Aim of the task - Select all lines with the string "μεσογειακές" in them, and copy those lines.

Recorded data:
- - -

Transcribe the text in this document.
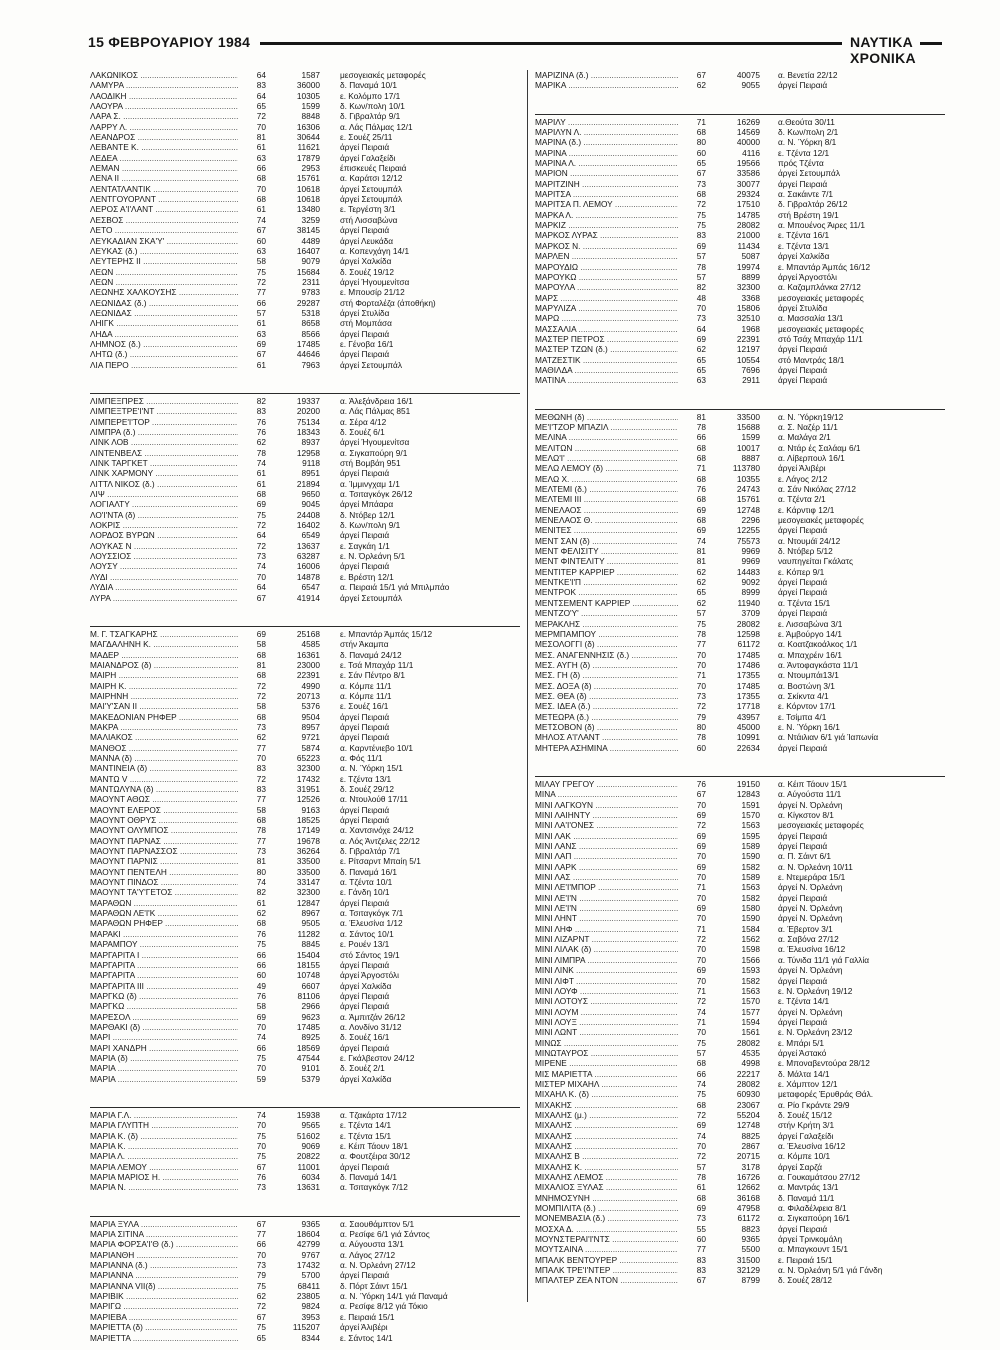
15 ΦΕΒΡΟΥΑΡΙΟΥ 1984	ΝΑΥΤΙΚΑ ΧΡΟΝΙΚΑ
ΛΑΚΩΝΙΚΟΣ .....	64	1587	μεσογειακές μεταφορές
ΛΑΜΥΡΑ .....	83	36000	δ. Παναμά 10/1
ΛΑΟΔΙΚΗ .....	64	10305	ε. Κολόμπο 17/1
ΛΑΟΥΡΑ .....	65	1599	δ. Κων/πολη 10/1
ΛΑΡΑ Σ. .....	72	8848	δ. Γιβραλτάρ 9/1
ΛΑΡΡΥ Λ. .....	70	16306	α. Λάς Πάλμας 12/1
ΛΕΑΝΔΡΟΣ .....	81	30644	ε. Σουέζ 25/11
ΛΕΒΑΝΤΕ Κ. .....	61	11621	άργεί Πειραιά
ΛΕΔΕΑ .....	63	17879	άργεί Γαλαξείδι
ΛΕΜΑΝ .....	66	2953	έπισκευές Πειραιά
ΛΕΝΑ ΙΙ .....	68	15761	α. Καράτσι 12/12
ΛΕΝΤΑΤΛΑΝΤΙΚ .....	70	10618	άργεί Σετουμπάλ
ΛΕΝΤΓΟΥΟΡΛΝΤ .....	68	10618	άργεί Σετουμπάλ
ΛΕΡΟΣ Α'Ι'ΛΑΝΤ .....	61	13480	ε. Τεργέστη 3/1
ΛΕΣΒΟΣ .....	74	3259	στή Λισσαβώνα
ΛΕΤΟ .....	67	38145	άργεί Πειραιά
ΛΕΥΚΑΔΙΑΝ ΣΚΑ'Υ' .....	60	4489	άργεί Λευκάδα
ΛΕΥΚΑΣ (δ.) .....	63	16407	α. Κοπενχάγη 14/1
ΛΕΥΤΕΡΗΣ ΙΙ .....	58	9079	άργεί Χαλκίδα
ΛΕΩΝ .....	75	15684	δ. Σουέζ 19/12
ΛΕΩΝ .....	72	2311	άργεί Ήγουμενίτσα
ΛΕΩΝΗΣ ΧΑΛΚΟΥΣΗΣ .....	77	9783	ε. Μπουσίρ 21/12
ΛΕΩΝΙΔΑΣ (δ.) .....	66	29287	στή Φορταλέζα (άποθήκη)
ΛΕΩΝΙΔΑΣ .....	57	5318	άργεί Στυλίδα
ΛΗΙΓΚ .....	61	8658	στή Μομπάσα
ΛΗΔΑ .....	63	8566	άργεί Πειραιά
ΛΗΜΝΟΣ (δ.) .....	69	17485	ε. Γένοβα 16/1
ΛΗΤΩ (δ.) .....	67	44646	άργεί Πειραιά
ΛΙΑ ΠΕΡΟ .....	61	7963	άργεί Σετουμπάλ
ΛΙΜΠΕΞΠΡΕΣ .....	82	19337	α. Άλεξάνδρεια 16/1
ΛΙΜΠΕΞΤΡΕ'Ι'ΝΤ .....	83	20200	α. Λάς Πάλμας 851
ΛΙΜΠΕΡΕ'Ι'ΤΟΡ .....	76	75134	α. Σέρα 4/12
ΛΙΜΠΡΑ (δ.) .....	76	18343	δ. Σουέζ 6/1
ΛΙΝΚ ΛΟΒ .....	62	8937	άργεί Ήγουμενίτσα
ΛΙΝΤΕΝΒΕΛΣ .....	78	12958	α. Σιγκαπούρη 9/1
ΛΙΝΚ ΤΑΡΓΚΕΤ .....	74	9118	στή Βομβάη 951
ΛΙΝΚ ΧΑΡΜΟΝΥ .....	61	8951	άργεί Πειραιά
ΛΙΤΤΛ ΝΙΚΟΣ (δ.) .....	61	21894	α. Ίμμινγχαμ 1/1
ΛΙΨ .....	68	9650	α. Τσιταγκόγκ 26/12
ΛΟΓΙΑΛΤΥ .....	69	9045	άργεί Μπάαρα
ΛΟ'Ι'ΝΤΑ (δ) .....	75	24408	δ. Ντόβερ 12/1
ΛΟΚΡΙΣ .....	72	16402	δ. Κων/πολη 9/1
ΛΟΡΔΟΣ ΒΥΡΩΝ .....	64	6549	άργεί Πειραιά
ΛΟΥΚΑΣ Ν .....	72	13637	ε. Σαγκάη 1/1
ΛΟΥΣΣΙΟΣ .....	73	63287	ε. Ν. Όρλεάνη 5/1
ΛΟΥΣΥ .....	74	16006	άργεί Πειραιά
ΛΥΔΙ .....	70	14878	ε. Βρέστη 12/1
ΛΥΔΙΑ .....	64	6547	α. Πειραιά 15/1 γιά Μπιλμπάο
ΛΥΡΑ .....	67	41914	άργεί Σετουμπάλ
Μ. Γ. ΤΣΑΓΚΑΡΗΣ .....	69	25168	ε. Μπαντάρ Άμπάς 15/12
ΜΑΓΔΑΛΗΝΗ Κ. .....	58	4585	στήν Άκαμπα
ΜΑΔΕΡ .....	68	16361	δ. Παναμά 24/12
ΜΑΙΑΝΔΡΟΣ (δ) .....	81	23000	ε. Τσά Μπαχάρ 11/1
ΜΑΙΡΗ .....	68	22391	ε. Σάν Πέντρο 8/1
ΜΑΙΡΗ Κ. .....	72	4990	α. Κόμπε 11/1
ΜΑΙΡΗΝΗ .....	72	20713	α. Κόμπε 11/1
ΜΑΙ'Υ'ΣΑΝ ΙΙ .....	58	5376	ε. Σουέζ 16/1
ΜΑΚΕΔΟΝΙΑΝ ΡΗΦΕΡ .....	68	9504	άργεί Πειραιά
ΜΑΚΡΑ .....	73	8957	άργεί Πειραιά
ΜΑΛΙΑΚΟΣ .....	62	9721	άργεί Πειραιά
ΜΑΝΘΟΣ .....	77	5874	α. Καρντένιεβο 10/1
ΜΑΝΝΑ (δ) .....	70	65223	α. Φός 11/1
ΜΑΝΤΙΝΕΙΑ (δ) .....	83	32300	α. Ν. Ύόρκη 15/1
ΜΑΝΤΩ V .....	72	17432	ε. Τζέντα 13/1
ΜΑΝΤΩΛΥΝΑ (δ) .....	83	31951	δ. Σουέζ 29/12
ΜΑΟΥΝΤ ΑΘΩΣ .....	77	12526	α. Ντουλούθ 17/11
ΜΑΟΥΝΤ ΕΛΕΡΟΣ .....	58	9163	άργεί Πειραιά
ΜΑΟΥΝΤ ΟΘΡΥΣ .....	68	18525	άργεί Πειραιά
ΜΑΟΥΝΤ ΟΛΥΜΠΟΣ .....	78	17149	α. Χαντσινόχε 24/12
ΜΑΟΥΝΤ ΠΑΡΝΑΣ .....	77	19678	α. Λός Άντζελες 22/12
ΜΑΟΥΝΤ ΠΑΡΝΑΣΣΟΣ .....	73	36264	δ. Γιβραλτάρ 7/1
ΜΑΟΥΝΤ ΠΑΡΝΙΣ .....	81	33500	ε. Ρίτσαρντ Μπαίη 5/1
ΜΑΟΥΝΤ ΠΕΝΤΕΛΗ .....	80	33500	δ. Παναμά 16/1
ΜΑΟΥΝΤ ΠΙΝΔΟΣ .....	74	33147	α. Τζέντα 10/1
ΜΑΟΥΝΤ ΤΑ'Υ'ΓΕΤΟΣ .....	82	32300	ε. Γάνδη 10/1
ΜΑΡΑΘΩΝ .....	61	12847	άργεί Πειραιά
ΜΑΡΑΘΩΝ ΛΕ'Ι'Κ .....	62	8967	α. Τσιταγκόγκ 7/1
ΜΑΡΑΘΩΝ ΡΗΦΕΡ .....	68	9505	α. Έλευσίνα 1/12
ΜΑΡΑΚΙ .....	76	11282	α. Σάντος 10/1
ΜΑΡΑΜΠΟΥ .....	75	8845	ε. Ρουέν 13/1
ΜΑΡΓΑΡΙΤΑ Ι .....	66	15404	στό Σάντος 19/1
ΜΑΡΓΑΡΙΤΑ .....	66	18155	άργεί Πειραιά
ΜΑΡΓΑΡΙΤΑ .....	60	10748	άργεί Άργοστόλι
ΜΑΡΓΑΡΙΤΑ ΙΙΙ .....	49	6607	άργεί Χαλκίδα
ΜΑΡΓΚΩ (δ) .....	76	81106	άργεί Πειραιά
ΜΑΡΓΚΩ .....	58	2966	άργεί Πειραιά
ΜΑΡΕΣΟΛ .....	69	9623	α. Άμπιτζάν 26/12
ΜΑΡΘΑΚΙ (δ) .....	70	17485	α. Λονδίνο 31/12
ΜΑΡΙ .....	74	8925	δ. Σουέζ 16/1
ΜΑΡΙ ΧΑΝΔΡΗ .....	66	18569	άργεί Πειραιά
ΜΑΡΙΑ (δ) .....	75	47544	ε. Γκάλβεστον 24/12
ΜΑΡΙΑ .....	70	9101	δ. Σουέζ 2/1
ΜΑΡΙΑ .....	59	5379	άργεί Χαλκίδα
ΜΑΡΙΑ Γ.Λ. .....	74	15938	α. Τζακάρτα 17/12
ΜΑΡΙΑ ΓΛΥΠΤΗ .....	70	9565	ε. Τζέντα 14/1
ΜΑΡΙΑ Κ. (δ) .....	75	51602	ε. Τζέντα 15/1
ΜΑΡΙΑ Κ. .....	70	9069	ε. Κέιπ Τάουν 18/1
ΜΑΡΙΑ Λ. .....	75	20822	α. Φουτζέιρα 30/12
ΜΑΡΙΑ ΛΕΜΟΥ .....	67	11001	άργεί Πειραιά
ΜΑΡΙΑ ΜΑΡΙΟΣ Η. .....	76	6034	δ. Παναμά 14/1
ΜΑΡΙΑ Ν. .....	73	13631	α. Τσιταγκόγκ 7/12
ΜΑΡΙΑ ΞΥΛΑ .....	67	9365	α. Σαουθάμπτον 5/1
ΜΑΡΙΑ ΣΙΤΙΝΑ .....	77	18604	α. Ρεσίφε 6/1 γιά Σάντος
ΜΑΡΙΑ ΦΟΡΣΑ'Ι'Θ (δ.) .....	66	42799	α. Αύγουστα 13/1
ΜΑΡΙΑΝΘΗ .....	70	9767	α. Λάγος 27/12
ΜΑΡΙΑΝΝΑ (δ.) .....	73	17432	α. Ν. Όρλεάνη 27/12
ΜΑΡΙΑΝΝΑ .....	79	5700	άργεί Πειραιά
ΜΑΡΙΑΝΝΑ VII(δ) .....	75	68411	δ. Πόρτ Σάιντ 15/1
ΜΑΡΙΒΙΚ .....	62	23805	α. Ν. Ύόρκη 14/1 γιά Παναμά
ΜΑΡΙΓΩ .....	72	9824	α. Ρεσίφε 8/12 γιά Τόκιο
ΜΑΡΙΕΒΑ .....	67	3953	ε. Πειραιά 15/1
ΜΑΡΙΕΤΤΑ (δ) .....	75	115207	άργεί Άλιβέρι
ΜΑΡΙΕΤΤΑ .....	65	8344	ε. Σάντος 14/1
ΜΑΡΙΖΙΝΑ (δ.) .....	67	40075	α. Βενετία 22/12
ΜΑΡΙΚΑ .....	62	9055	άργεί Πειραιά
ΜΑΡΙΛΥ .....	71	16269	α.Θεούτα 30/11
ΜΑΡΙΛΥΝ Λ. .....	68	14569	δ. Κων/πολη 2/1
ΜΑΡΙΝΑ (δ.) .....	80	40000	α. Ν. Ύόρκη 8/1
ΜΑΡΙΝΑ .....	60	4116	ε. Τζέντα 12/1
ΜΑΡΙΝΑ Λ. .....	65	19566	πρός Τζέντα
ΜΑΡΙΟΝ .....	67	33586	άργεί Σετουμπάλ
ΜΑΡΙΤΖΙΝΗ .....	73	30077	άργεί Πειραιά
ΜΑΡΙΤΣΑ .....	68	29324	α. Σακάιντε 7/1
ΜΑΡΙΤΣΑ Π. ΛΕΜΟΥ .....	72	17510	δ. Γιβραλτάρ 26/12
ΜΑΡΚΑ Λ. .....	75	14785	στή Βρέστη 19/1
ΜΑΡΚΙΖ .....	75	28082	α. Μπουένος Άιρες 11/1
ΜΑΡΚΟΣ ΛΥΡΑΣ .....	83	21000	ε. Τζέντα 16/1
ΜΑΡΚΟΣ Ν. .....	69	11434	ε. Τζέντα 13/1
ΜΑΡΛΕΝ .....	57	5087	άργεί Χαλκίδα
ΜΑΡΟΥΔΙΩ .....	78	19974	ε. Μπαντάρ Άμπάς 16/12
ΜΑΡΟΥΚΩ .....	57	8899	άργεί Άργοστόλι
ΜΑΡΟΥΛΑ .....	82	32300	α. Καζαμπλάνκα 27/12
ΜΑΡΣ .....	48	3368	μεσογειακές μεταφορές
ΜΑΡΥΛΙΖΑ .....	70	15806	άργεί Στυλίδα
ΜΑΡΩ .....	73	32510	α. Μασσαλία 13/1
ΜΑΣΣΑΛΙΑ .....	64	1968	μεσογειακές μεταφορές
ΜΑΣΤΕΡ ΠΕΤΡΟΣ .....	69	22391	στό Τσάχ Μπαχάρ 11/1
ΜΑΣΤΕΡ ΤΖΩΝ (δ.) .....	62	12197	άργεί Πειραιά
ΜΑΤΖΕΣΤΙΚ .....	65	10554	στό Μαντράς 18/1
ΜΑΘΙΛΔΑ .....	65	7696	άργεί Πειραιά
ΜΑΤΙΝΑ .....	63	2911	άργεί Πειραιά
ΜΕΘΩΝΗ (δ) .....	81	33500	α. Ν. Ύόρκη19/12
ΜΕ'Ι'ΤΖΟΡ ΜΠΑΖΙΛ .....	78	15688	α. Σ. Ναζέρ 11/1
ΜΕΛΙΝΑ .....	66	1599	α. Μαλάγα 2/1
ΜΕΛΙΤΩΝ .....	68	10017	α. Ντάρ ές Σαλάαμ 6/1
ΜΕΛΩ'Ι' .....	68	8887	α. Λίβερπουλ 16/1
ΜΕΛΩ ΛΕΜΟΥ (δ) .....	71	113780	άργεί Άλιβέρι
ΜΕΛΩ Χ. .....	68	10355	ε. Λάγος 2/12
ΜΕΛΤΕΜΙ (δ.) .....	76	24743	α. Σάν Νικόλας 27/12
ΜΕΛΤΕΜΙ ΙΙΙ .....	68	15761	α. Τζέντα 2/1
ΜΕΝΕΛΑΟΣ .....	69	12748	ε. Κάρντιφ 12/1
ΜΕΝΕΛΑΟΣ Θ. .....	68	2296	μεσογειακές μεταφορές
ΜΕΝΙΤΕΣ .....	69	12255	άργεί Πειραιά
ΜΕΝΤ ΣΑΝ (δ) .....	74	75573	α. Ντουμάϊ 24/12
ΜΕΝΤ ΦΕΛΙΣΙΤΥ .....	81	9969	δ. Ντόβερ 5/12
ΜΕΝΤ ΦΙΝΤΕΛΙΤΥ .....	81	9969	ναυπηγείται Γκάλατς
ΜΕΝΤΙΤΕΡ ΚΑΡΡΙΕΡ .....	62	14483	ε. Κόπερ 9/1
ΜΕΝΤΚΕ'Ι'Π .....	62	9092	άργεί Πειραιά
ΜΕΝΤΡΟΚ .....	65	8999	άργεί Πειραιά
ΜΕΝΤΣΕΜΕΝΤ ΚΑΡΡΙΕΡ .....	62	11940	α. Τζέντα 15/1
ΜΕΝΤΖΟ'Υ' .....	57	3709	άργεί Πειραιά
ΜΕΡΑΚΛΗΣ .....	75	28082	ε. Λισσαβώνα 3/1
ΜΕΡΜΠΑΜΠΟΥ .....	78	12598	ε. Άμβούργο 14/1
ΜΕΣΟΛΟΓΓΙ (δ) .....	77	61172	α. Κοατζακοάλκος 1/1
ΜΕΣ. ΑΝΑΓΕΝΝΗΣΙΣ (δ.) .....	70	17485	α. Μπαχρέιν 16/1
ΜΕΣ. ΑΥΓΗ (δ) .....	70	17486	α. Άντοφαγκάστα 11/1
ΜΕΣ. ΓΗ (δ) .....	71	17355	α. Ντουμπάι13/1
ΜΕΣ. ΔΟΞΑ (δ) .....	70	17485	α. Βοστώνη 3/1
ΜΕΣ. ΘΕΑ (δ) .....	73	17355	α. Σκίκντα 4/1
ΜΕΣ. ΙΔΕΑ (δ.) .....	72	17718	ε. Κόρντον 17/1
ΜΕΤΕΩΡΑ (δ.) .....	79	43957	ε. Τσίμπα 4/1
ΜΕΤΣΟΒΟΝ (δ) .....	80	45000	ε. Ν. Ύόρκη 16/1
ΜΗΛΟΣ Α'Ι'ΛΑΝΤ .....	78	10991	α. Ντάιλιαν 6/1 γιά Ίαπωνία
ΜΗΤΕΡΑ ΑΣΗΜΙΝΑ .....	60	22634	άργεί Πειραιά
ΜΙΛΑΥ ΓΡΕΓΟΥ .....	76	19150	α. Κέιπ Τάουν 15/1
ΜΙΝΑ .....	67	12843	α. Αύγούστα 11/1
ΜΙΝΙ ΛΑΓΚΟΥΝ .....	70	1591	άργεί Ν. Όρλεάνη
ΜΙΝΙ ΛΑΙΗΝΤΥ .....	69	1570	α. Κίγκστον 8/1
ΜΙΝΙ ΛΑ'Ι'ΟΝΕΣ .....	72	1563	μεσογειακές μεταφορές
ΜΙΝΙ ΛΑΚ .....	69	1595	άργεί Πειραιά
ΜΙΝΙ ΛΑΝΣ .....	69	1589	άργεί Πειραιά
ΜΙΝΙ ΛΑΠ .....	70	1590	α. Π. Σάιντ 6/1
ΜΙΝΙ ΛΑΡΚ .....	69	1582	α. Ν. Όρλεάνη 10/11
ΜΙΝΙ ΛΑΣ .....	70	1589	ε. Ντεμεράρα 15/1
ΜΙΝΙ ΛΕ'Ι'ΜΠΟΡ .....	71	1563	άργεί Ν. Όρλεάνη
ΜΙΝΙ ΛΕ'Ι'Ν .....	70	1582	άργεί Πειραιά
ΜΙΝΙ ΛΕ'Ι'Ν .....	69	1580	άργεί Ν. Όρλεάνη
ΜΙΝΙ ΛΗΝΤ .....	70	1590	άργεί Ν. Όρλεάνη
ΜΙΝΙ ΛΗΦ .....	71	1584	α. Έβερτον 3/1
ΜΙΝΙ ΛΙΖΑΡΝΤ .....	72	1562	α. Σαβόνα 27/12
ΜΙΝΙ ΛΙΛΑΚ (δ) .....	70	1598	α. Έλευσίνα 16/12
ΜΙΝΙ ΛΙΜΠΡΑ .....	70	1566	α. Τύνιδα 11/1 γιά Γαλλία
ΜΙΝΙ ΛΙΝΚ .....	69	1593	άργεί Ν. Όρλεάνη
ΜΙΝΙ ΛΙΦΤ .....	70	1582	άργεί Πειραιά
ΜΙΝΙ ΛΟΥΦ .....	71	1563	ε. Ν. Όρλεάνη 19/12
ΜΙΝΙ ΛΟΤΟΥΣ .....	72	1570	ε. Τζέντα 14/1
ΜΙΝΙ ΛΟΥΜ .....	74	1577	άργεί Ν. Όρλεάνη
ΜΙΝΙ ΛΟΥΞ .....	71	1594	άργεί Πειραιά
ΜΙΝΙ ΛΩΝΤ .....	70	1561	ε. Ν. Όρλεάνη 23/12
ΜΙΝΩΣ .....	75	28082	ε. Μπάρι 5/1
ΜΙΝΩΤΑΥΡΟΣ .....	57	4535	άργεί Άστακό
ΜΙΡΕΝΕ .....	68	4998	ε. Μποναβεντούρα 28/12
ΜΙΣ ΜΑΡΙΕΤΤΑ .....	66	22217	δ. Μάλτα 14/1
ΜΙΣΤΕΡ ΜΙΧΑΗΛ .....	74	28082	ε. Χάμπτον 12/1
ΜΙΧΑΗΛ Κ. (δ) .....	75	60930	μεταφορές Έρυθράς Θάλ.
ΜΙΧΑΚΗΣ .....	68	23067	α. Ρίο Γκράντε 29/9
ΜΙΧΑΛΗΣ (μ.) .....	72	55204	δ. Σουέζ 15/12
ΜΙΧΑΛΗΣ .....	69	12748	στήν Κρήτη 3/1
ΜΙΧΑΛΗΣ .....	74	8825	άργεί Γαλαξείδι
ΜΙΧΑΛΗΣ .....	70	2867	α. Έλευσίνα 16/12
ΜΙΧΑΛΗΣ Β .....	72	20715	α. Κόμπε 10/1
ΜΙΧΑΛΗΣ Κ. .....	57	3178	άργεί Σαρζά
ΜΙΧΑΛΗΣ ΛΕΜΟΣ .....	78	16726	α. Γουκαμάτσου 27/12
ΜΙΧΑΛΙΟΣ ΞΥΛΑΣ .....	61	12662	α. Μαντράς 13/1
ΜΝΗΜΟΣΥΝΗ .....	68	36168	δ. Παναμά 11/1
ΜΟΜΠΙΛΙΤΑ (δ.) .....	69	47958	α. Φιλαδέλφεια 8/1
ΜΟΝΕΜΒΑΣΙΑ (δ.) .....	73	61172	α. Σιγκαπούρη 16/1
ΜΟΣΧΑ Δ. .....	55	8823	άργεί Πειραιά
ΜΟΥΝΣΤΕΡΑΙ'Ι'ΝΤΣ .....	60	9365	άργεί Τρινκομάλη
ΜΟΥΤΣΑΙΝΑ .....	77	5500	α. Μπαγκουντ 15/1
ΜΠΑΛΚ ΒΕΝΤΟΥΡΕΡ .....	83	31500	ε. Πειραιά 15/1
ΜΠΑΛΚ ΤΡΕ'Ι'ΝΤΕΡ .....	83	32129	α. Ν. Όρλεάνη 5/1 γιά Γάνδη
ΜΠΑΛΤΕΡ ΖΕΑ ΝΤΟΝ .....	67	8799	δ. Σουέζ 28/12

- - -

Full output -
ΛΑΚΩΝΙΚΟΣ .....	64	1587	μεσογειακές μεταφορές
ΜΑΡΣ .....	48	3368	μεσογειακές μεταφορές
ΜΑΣΣΑΛΙΑ .....	64	1968	μεσογειακές μεταφορές
ΜΕΝΕΛΑΟΣ Θ. .....	68	2296	μεσογειακές μεταφορές
ΜΙΝΙ ΛΑ'Ι'ΟΝΕΣ .....	72	1563	μεσογειακές μεταφορές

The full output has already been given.